■ DIRECTIVE: Entries follow. Set all of them down as they stand.

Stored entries
** begin **

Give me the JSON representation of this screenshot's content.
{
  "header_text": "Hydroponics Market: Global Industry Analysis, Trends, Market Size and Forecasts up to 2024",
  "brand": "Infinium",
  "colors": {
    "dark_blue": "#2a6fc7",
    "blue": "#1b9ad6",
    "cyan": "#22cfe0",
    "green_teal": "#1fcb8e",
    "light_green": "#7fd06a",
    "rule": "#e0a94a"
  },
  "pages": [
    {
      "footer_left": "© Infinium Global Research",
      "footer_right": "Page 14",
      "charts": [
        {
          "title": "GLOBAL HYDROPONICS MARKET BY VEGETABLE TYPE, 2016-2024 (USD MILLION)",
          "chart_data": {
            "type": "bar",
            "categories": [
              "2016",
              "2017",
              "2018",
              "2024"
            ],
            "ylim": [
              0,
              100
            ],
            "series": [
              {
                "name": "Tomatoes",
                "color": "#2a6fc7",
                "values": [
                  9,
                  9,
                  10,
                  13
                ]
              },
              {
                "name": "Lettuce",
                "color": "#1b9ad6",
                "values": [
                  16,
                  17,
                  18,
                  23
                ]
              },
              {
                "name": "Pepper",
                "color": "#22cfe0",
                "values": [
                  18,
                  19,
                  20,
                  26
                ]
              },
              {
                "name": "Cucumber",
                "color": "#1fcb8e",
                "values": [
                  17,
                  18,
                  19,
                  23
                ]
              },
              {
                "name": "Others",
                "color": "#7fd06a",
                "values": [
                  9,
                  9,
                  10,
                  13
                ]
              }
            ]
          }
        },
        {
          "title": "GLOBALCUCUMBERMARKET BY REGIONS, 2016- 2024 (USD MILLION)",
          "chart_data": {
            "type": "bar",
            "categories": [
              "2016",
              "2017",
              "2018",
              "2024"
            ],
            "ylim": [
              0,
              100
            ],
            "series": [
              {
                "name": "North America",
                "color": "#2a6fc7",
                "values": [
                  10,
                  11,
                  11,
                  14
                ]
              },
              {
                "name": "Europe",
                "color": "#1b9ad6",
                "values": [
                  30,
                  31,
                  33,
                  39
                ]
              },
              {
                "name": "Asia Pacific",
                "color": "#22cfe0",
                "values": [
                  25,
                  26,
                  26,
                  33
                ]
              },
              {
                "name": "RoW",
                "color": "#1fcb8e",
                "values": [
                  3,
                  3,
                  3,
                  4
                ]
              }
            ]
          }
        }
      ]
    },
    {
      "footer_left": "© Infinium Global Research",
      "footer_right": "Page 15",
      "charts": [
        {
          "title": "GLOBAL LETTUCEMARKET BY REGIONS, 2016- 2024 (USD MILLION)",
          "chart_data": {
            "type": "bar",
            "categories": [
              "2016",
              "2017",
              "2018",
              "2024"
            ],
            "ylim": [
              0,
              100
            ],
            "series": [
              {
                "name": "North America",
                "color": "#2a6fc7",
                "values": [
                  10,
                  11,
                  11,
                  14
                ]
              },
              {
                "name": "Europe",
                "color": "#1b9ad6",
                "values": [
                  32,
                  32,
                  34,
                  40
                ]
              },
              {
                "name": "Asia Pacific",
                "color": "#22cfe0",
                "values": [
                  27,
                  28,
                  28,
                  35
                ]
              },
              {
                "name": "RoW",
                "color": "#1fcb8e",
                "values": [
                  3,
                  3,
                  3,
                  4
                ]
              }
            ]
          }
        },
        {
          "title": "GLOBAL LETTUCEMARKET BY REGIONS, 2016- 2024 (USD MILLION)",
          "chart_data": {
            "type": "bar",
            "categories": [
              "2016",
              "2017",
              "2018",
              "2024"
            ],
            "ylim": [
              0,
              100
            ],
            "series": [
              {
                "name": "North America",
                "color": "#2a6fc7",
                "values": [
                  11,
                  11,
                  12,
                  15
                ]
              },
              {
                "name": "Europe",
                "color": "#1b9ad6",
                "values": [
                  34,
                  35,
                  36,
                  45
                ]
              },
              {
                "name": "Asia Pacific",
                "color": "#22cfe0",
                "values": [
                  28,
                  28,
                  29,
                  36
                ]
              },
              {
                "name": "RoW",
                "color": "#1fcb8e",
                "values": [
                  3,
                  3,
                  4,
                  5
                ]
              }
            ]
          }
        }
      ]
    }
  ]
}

** end **

■ RESULT FOR THIS TASK:
Give me the JSON representation of this screenshot's content.
{
  "header_text": "Hydroponics Market: Global Industry Analysis, Trends, Market Size and Forecasts up to 2024",
  "brand": "Infinium",
  "colors": {
    "dark_blue": "#2a6fc7",
    "blue": "#1b9ad6",
    "cyan": "#22cfe0",
    "green_teal": "#1fcb8e",
    "light_green": "#7fd06a",
    "rule": "#e0a94a"
  },
  "pages": [
    {
      "footer_left": "© Infinium Global Research",
      "footer_right": "Page 14",
      "charts": [
        {
          "title": "GLOBAL HYDROPONICS MARKET BY VEGETABLE TYPE, 2016-2024 (USD MILLION)",
          "chart_data": {
            "type": "bar",
            "categories": [
              "2016",
              "2017",
              "2018",
              "2024"
            ],
            "ylim": [
              0,
              100
            ],
            "series": [
              {
                "name": "Tomatoes",
                "color": "#2a6fc7",
                "values": [
                  9,
                  9,
                  10,
                  13
                ]
              },
              {
                "name": "Lettuce",
                "color": "#1b9ad6",
                "values": [
                  16,
                  17,
                  18,
                  23
                ]
              },
              {
                "name": "Pepper",
                "color": "#22cfe0",
                "values": [
                  18,
                  19,
                  20,
                  26
                ]
              },
              {
                "name": "Cucumber",
                "color": "#1fcb8e",
                "values": [
                  17,
                  18,
                  19,
                  23
                ]
              },
              {
                "name": "Others",
                "color": "#7fd06a",
                "values": [
                  9,
                  9,
                  10,
                  13
                ]
              }
            ]
          }
        },
        {
          "title": "GLOBALCUCUMBERMARKET BY REGIONS, 2016- 2024 (USD MILLION)",
          "chart_data": {
            "type": "bar",
            "categories": [
              "2016",
              "2017",
              "2018",
              "2024"
            ],
            "ylim": [
              0,
              100
            ],
            "series": [
              {
                "name": "North America",
                "color": "#2a6fc7",
                "values": [
                  10,
                  11,
                  11,
                  14
                ]
              },
              {
                "name": "Europe",
                "color": "#1b9ad6",
                "values": [
                  30,
                  31,
                  33,
                  39
                ]
              },
              {
                "name": "Asia Pacific",
                "color": "#22cfe0",
                "values": [
                  25,
                  26,
                  26,
                  33
                ]
              },
              {
                "name": "RoW",
                "color": "#1fcb8e",
                "values": [
                  3,
                  3,
                  3,
                  4
                ]
              }
            ]
          }
        }
      ]
    },
    {
      "footer_left": "© Infinium Global Research",
      "footer_right": "Page 15",
      "charts": [
        {
          "title": "GLOBAL LETTUCEMARKET BY REGIONS, 2016- 2024 (USD MILLION)",
          "chart_data": {
            "type": "bar",
            "categories": [
              "2016",
              "2017",
              "2018",
              "2024"
            ],
            "ylim": [
              0,
              100
            ],
            "series": [
              {
                "name": "North America",
                "color": "#2a6fc7",
                "values": [
                  10,
                  11,
                  11,
                  14
                ]
              },
              {
                "name": "Europe",
                "color": "#1b9ad6",
                "values": [
                  32,
                  32,
                  34,
                  40
                ]
              },
              {
                "name": "Asia Pacific",
                "color": "#22cfe0",
                "values": [
                  27,
                  28,
                  28,
                  35
                ]
              },
              {
                "name": "RoW",
                "color": "#1fcb8e",
                "values": [
                  3,
                  3,
                  3,
                  4
                ]
              }
            ]
          }
        },
        {
          "title": "GLOBAL LETTUCEMARKET BY REGIONS, 2016- 2024 (USD MILLION)",
          "chart_data": {
            "type": "bar",
            "categories": [
              "2016",
              "2017",
              "2018",
              "2024"
            ],
            "ylim": [
              0,
              100
            ],
            "series": [
              {
                "name": "North America",
                "color": "#2a6fc7",
                "values": [
                  11,
                  11,
                  12,
                  15
                ]
              },
              {
                "name": "Europe",
                "color": "#1b9ad6",
                "values": [
                  34,
                  35,
                  36,
                  45
                ]
              },
              {
                "name": "Asia Pacific",
                "color": "#22cfe0",
                "values": [
                  28,
                  28,
                  29,
                  36
                ]
              },
              {
                "name": "RoW",
                "color": "#1fcb8e",
                "values": [
                  3,
                  3,
                  4,
                  5
                ]
              }
            ]
          }
        }
      ]
    }
  ]
}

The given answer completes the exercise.